Given task: Among the following entries, count the lines that contain "direction" and report only the result.

Supplied records:
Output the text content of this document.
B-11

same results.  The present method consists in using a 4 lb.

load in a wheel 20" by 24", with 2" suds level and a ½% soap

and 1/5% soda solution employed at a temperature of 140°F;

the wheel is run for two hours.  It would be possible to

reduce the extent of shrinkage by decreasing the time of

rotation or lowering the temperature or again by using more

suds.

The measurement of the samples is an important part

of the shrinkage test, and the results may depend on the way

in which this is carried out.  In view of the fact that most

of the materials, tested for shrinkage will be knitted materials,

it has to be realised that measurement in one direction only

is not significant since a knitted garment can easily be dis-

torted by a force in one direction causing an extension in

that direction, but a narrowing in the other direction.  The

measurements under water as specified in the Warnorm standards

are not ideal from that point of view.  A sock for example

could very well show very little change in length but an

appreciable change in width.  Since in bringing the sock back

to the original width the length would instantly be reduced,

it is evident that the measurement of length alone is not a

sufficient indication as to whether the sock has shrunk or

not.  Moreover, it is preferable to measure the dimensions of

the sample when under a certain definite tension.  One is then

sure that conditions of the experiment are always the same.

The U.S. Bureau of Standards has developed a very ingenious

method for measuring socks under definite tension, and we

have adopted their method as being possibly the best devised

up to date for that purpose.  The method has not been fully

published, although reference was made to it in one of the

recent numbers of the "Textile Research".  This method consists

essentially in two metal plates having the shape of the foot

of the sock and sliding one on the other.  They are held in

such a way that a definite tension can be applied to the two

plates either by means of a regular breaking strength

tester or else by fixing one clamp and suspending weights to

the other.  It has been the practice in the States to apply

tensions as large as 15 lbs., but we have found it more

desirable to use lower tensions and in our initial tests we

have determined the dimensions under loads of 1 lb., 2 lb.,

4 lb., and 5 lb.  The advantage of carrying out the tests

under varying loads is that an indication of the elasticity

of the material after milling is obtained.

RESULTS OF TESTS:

Full output: 3